Work to do: Quote, verbatim, all material below, without pictures.

>>>>

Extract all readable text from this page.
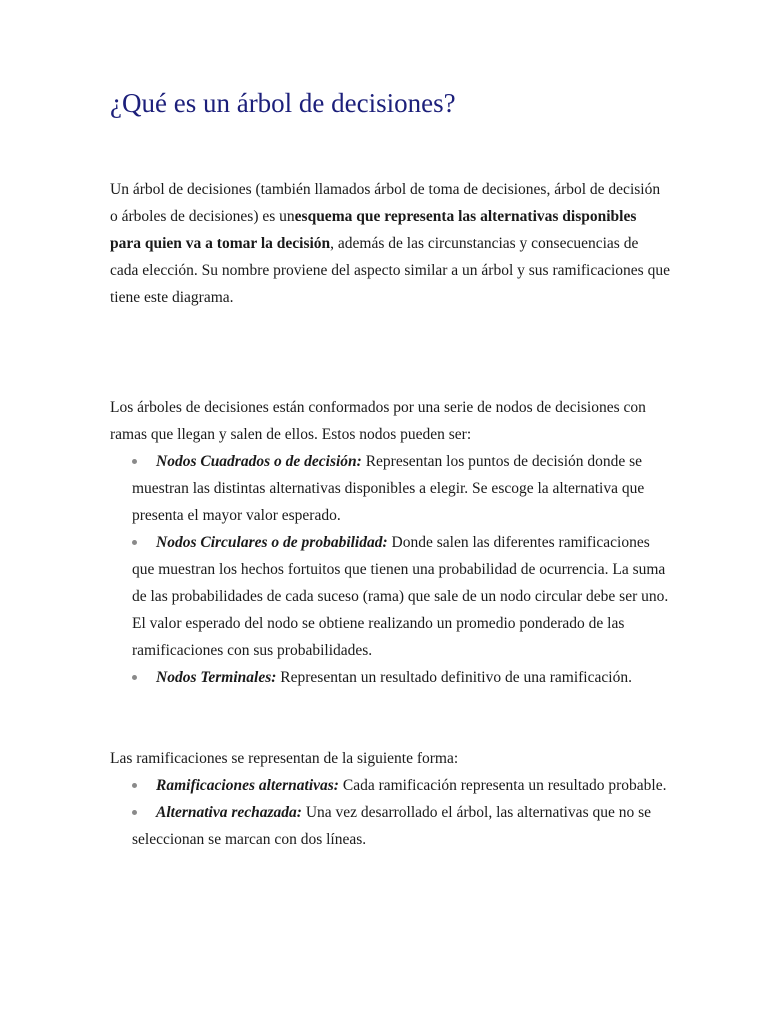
¿Qué es un árbol de decisiones?

Un árbol de decisiones (también llamados árbol de toma de decisiones, árbol de decisión o árboles de decisiones) es unesquema que representa las alternativas disponibles para quien va a tomar la decisión, además de las circunstancias y consecuencias de cada elección. Su nombre proviene del aspecto similar a un árbol y sus ramificaciones que tiene este diagrama.

Los árboles de decisiones están conformados por una serie de nodos de decisiones con ramas que llegan y salen de ellos. Estos nodos pueden ser:

Nodos Cuadrados o de decisión: Representan los puntos de decisión donde se muestran las distintas alternativas disponibles a elegir. Se escoge la alternativa que presenta el mayor valor esperado.
Nodos Circulares o de probabilidad: Donde salen las diferentes ramificaciones que muestran los hechos fortuitos que tienen una probabilidad de ocurrencia. La suma de las probabilidades de cada suceso (rama) que sale de un nodo circular debe ser uno. El valor esperado del nodo se obtiene realizando un promedio ponderado de las ramificaciones con sus probabilidades.
Nodos Terminales: Representan un resultado definitivo de una ramificación.

Las ramificaciones se representan de la siguiente forma:

Ramificaciones alternativas: Cada ramificación representa un resultado probable.
Alternativa rechazada: Una vez desarrollado el árbol, las alternativas que no se seleccionan se marcan con dos líneas.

<<<<

The result:
Extract all readable text from this page.
¿Qué es un árbol de decisiones?

Un árbol de decisiones (también llamados árbol de toma de decisiones, árbol de decisión o árboles de decisiones) es unesquema que representa las alternativas disponibles para quien va a tomar la decisión, además de las circunstancias y consecuencias de cada elección. Su nombre proviene del aspecto similar a un árbol y sus ramificaciones que tiene este diagrama.

Los árboles de decisiones están conformados por una serie de nodos de decisiones con ramas que llegan y salen de ellos. Estos nodos pueden ser:

Nodos Cuadrados o de decisión: Representan los puntos de decisión donde se muestran las distintas alternativas disponibles a elegir. Se escoge la alternativa que presenta el mayor valor esperado.
Nodos Circulares o de probabilidad: Donde salen las diferentes ramificaciones que muestran los hechos fortuitos que tienen una probabilidad de ocurrencia. La suma de las probabilidades de cada suceso (rama) que sale de un nodo circular debe ser uno. El valor esperado del nodo se obtiene realizando un promedio ponderado de las ramificaciones con sus probabilidades.
Nodos Terminales: Representan un resultado definitivo de una ramificación.

Las ramificaciones se representan de la siguiente forma:

Ramificaciones alternativas: Cada ramificación representa un resultado probable.
Alternativa rechazada: Una vez desarrollado el árbol, las alternativas que no se seleccionan se marcan con dos líneas.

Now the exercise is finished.